Required task: Reproduce the data below, replacing every "star-icon" with "rating-star" and keeping everything else unchanged. Omit the pictures from your output.

>> start

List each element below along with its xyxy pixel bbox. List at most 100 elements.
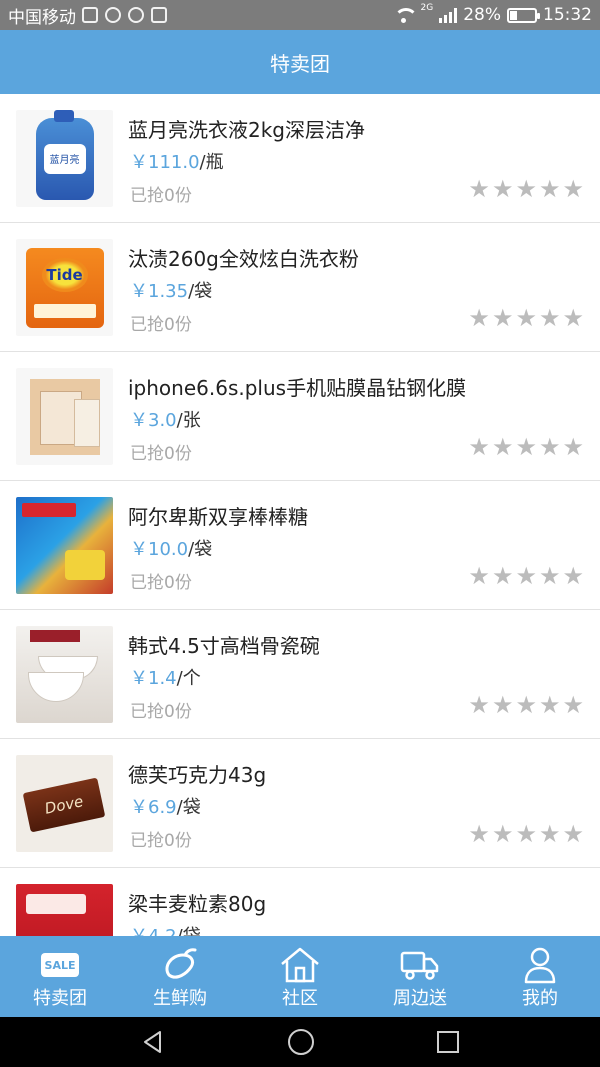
wifi-icon xyxy=(393,7,418,23)
bowl-image xyxy=(16,626,113,723)
lollipop-image xyxy=(16,497,113,594)
grabbed-count: 已抢0份 xyxy=(130,186,192,206)
eggplant-icon xyxy=(161,945,199,985)
user-icon xyxy=(523,945,557,985)
product-title: iphone6.6s.plus手机贴膜晶钻钢化膜 xyxy=(128,376,467,400)
star-icon: ★ xyxy=(468,175,490,203)
screen-protector-image xyxy=(16,368,113,465)
tab-label: 特卖团 xyxy=(33,988,87,1009)
star-icon: ★ xyxy=(515,820,537,848)
battery-percent: 28% xyxy=(463,5,501,25)
home-button-icon[interactable] xyxy=(287,1028,315,1056)
tab-label: 社区 xyxy=(282,988,318,1009)
product-title: 梁丰麦粒素80g xyxy=(128,892,267,916)
page-header: 特卖团 xyxy=(0,30,600,94)
product-item[interactable]: iphone6.6s.plus手机贴膜晶钻钢化膜 ￥3.0/张 已抢0份 ★ ★ ★… xyxy=(0,352,600,481)
star-icon: ★ xyxy=(538,304,561,332)
star-icon: ★ xyxy=(562,691,584,719)
product-price: ￥6.9/袋 xyxy=(130,797,201,818)
star-icon: ★ xyxy=(491,175,514,203)
clock: 15:32 xyxy=(543,5,592,25)
app-notification-icon xyxy=(128,7,144,23)
tab-label: 生鲜购 xyxy=(153,988,207,1009)
star-rating: ★ ★ ★ ★ ★ xyxy=(468,693,584,717)
chocolate-image: Dove xyxy=(16,755,113,852)
star-rating: ★ ★ ★ ★ ★ xyxy=(468,435,584,459)
star-rating: ★ ★ ★ ★ ★ xyxy=(468,564,584,588)
star-icon: ★ xyxy=(538,433,561,461)
tab-label: 周边送 xyxy=(393,988,447,1009)
grabbed-count: 已抢0份 xyxy=(130,702,192,722)
star-icon: ★ xyxy=(562,304,584,332)
product-item[interactable]: 梁丰麦粒素80g ￥4.2/袋 xyxy=(0,868,600,936)
star-icon: ★ xyxy=(491,433,514,461)
washing-powder-image: Tide xyxy=(16,239,113,336)
detergent-bottle-image: 蓝月亮 xyxy=(16,110,113,207)
grabbed-count: 已抢0份 xyxy=(130,315,192,335)
status-bar: 中国移动 2G 28% 15:32 xyxy=(0,0,600,30)
star-icon: ★ xyxy=(468,433,490,461)
star-icon: ★ xyxy=(515,433,537,461)
cereal-image xyxy=(16,884,113,936)
star-icon: ★ xyxy=(515,175,537,203)
star-icon: ★ xyxy=(515,304,537,332)
star-icon: ★ xyxy=(468,304,490,332)
product-item[interactable]: 蓝月亮 蓝月亮洗衣液2kg深层洁净 ￥111.0/瓶 已抢0份 ★ ★ ★ ★ ★ xyxy=(0,94,600,223)
product-list[interactable]: 蓝月亮 蓝月亮洗衣液2kg深层洁净 ￥111.0/瓶 已抢0份 ★ ★ ★ ★ ★ Ti… xyxy=(0,94,600,936)
product-price: ￥10.0/袋 xyxy=(130,539,213,560)
product-item[interactable]: Dove 德芙巧克力43g ￥6.9/袋 已抢0份 ★ ★ ★ ★ ★ xyxy=(0,739,600,868)
star-icon: ★ xyxy=(468,691,490,719)
back-icon[interactable] xyxy=(140,1029,166,1055)
star-icon: ★ xyxy=(491,562,514,590)
star-rating: ★ ★ ★ ★ ★ xyxy=(468,306,584,330)
product-price: ￥111.0/瓶 xyxy=(130,152,224,173)
product-title: 阿尔卑斯双享棒棒糖 xyxy=(128,505,308,529)
star-icon: ★ xyxy=(562,820,584,848)
carrier-name: 中国移动 xyxy=(8,7,76,28)
star-icon: ★ xyxy=(491,691,514,719)
page-title: 特卖团 xyxy=(270,51,330,76)
truck-icon xyxy=(400,945,440,985)
product-title: 德芙巧克力43g xyxy=(128,763,267,787)
battery-icon xyxy=(507,7,540,23)
grabbed-count: 已抢0份 xyxy=(130,444,192,464)
star-icon: ★ xyxy=(538,175,561,203)
product-price: ￥1.35/袋 xyxy=(130,281,213,302)
network-type: 2G xyxy=(420,3,434,13)
star-icon: ★ xyxy=(468,562,490,590)
sync-notification-icon xyxy=(105,7,121,23)
tab-community[interactable]: 社区 xyxy=(240,936,360,1017)
star-icon: ★ xyxy=(468,820,490,848)
star-icon: ★ xyxy=(515,562,537,590)
star-icon: ★ xyxy=(538,691,561,719)
star-icon: ★ xyxy=(538,820,561,848)
star-icon: ★ xyxy=(562,433,584,461)
sale-icon: SALE xyxy=(41,945,79,985)
star-icon: ★ xyxy=(562,175,584,203)
tab-sale[interactable]: SALE 特卖团 xyxy=(0,936,120,1017)
star-rating: ★ ★ ★ ★ ★ xyxy=(468,822,584,846)
star-icon: ★ xyxy=(515,691,537,719)
star-rating: ★ ★ ★ ★ ★ xyxy=(468,177,584,201)
product-item[interactable]: 阿尔卑斯双享棒棒糖 ￥10.0/袋 已抢0份 ★ ★ ★ ★ ★ xyxy=(0,481,600,610)
product-title: 蓝月亮洗衣液2kg深层洁净 xyxy=(128,118,366,142)
app-screen: 中国移动 2G 28% 15:32 特卖团 蓝月亮 蓝月亮洗衣液2kg深层洁净 … xyxy=(0,0,600,1067)
product-title: 汰渍260g全效炫白洗衣粉 xyxy=(128,247,359,271)
product-price: ￥1.4/个 xyxy=(130,668,201,689)
grabbed-count: 已抢0份 xyxy=(130,573,192,593)
product-item[interactable]: 韩式4.5寸高档骨瓷碗 ￥1.4/个 已抢0份 ★ ★ ★ ★ ★ xyxy=(0,610,600,739)
product-item[interactable]: Tide 汰渍260g全效炫白洗衣粉 ￥1.35/袋 已抢0份 ★ ★ ★ ★ ★ xyxy=(0,223,600,352)
tab-fresh[interactable]: 生鲜购 xyxy=(120,936,240,1017)
star-icon: ★ xyxy=(491,304,514,332)
star-icon: ★ xyxy=(562,562,584,590)
keyboard-notification-icon xyxy=(151,7,167,23)
product-price: ￥4.2/袋 xyxy=(130,922,201,936)
star-icon: ★ xyxy=(491,820,514,848)
bottom-tab-bar: SALE 特卖团 生鲜购 社区 周边送 我的 xyxy=(0,936,600,1017)
grabbed-count: 已抢0份 xyxy=(130,831,192,851)
product-price: ￥3.0/张 xyxy=(130,410,201,431)
signal-icon xyxy=(439,7,458,23)
tab-mine[interactable]: 我的 xyxy=(480,936,600,1017)
recents-icon[interactable] xyxy=(436,1030,460,1054)
tab-nearby[interactable]: 周边送 xyxy=(360,936,480,1017)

>> end

Result of the task:
List each element below along with its xyxy pixel bbox. List at most 100 elements.
wifi-icon xyxy=(393,7,418,23)
bowl-image xyxy=(16,626,113,723)
lollipop-image xyxy=(16,497,113,594)
grabbed-count: 已抢0份 xyxy=(130,186,192,206)
eggplant-icon xyxy=(161,945,199,985)
user-icon xyxy=(523,945,557,985)
product-title: iphone6.6s.plus手机贴膜晶钻钢化膜 xyxy=(128,376,467,400)
rating-star: ★ xyxy=(468,175,490,203)
screen-protector-image xyxy=(16,368,113,465)
tab-label: 特卖团 xyxy=(33,988,87,1009)
rating-star: ★ xyxy=(515,820,537,848)
battery-percent: 28% xyxy=(463,5,501,25)
home-button-icon[interactable] xyxy=(287,1028,315,1056)
tab-label: 社区 xyxy=(282,988,318,1009)
product-title: 梁丰麦粒素80g xyxy=(128,892,267,916)
page-header: 特卖团 xyxy=(0,30,600,94)
product-item[interactable]: iphone6.6s.plus手机贴膜晶钻钢化膜 ￥3.0/张 已抢0份 ★ ★ ★… xyxy=(0,352,600,481)
rating-star: ★ xyxy=(538,304,561,332)
rating-star: ★ xyxy=(562,691,584,719)
product-price: ￥6.9/袋 xyxy=(130,797,201,818)
rating-star: ★ xyxy=(491,175,514,203)
clock: 15:32 xyxy=(543,5,592,25)
app-notification-icon xyxy=(128,7,144,23)
tab-label: 生鲜购 xyxy=(153,988,207,1009)
star-rating: ★ ★ ★ ★ ★ xyxy=(468,693,584,717)
chocolate-image: Dove xyxy=(16,755,113,852)
star-rating: ★ ★ ★ ★ ★ xyxy=(468,435,584,459)
star-rating: ★ ★ ★ ★ ★ xyxy=(468,564,584,588)
rating-star: ★ xyxy=(538,433,561,461)
tab-label: 周边送 xyxy=(393,988,447,1009)
grabbed-count: 已抢0份 xyxy=(130,702,192,722)
rating-star: ★ xyxy=(562,304,584,332)
product-item[interactable]: 梁丰麦粒素80g ￥4.2/袋 xyxy=(0,868,600,936)
rating-star: ★ xyxy=(491,433,514,461)
washing-powder-image: Tide xyxy=(16,239,113,336)
detergent-bottle-image: 蓝月亮 xyxy=(16,110,113,207)
grabbed-count: 已抢0份 xyxy=(130,315,192,335)
status-bar: 中国移动 2G 28% 15:32 xyxy=(0,0,600,30)
rating-star: ★ xyxy=(468,433,490,461)
rating-star: ★ xyxy=(515,433,537,461)
cereal-image xyxy=(16,884,113,936)
rating-star: ★ xyxy=(515,175,537,203)
rating-star: ★ xyxy=(515,304,537,332)
rating-star: ★ xyxy=(468,304,490,332)
product-item[interactable]: 蓝月亮 蓝月亮洗衣液2kg深层洁净 ￥111.0/瓶 已抢0份 ★ ★ ★ ★ ★ xyxy=(0,94,600,223)
product-list[interactable]: 蓝月亮 蓝月亮洗衣液2kg深层洁净 ￥111.0/瓶 已抢0份 ★ ★ ★ ★ ★ Ti… xyxy=(0,94,600,936)
product-price: ￥10.0/袋 xyxy=(130,539,213,560)
product-item[interactable]: Dove 德芙巧克力43g ￥6.9/袋 已抢0份 ★ ★ ★ ★ ★ xyxy=(0,739,600,868)
rating-star: ★ xyxy=(468,691,490,719)
back-icon[interactable] xyxy=(140,1029,166,1055)
rating-star: ★ xyxy=(491,562,514,590)
star-rating: ★ ★ ★ ★ ★ xyxy=(468,306,584,330)
product-price: ￥111.0/瓶 xyxy=(130,152,224,173)
product-title: 阿尔卑斯双享棒棒糖 xyxy=(128,505,308,529)
rating-star: ★ xyxy=(562,820,584,848)
carrier-name: 中国移动 xyxy=(8,7,76,28)
rating-star: ★ xyxy=(491,691,514,719)
page-title: 特卖团 xyxy=(270,51,330,76)
truck-icon xyxy=(400,945,440,985)
product-title: 德芙巧克力43g xyxy=(128,763,267,787)
battery-icon xyxy=(507,7,540,23)
grabbed-count: 已抢0份 xyxy=(130,444,192,464)
rating-star: ★ xyxy=(538,175,561,203)
product-price: ￥1.35/袋 xyxy=(130,281,213,302)
network-type: 2G xyxy=(420,3,434,13)
rating-star: ★ xyxy=(468,562,490,590)
sync-notification-icon xyxy=(105,7,121,23)
tab-community[interactable]: 社区 xyxy=(240,936,360,1017)
rating-star: ★ xyxy=(468,820,490,848)
rating-star: ★ xyxy=(515,562,537,590)
rating-star: ★ xyxy=(538,691,561,719)
rating-star: ★ xyxy=(538,820,561,848)
rating-star: ★ xyxy=(562,433,584,461)
sale-icon: SALE xyxy=(41,945,79,985)
rating-star: ★ xyxy=(562,175,584,203)
tab-sale[interactable]: SALE 特卖团 xyxy=(0,936,120,1017)
star-rating: ★ ★ ★ ★ ★ xyxy=(468,822,584,846)
rating-star: ★ xyxy=(515,691,537,719)
star-rating: ★ ★ ★ ★ ★ xyxy=(468,177,584,201)
product-item[interactable]: 阿尔卑斯双享棒棒糖 ￥10.0/袋 已抢0份 ★ ★ ★ ★ ★ xyxy=(0,481,600,610)
product-title: 蓝月亮洗衣液2kg深层洁净 xyxy=(128,118,366,142)
app-screen: 中国移动 2G 28% 15:32 特卖团 蓝月亮 蓝月亮洗衣液2kg深层洁净 … xyxy=(0,0,600,1067)
product-title: 汰渍260g全效炫白洗衣粉 xyxy=(128,247,359,271)
product-price: ￥1.4/个 xyxy=(130,668,201,689)
grabbed-count: 已抢0份 xyxy=(130,573,192,593)
product-item[interactable]: 韩式4.5寸高档骨瓷碗 ￥1.4/个 已抢0份 ★ ★ ★ ★ ★ xyxy=(0,610,600,739)
product-item[interactable]: Tide 汰渍260g全效炫白洗衣粉 ￥1.35/袋 已抢0份 ★ ★ ★ ★ ★ xyxy=(0,223,600,352)
tab-fresh[interactable]: 生鲜购 xyxy=(120,936,240,1017)
rating-star: ★ xyxy=(491,304,514,332)
rating-star: ★ xyxy=(562,562,584,590)
keyboard-notification-icon xyxy=(151,7,167,23)
product-price: ￥4.2/袋 xyxy=(130,922,201,936)
rating-star: ★ xyxy=(491,820,514,848)
bottom-tab-bar: SALE 特卖团 生鲜购 社区 周边送 我的 xyxy=(0,936,600,1017)
grabbed-count: 已抢0份 xyxy=(130,831,192,851)
product-price: ￥3.0/张 xyxy=(130,410,201,431)
signal-icon xyxy=(439,7,458,23)
tab-mine[interactable]: 我的 xyxy=(480,936,600,1017)
recents-icon[interactable] xyxy=(436,1030,460,1054)
tab-nearby[interactable]: 周边送 xyxy=(360,936,480,1017)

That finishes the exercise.